> EXTRACTED DATA:
[BEGIN]

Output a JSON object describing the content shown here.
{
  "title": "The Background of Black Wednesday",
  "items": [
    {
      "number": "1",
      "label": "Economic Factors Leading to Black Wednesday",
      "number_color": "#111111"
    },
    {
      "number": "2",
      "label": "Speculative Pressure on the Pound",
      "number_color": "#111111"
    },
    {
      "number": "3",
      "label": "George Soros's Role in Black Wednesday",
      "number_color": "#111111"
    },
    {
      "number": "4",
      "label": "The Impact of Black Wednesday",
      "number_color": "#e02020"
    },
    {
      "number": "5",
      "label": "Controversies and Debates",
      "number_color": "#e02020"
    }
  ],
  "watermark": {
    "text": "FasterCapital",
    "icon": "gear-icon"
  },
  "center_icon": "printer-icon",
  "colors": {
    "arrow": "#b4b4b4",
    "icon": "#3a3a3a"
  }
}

[END]

> PROBLEM STATEMENT: Every entry must be retyped in full, exactly as given.

> ANSWER TO THE PROBLEM:
Output a JSON object describing the content shown here.
{
  "title": "The Background of Black Wednesday",
  "items": [
    {
      "number": "1",
      "label": "Economic Factors Leading to Black Wednesday",
      "number_color": "#111111"
    },
    {
      "number": "2",
      "label": "Speculative Pressure on the Pound",
      "number_color": "#111111"
    },
    {
      "number": "3",
      "label": "George Soros's Role in Black Wednesday",
      "number_color": "#111111"
    },
    {
      "number": "4",
      "label": "The Impact of Black Wednesday",
      "number_color": "#e02020"
    },
    {
      "number": "5",
      "label": "Controversies and Debates",
      "number_color": "#e02020"
    }
  ],
  "watermark": {
    "text": "FasterCapital",
    "icon": "gear-icon"
  },
  "center_icon": "printer-icon",
  "colors": {
    "arrow": "#b4b4b4",
    "icon": "#3a3a3a"
  }
}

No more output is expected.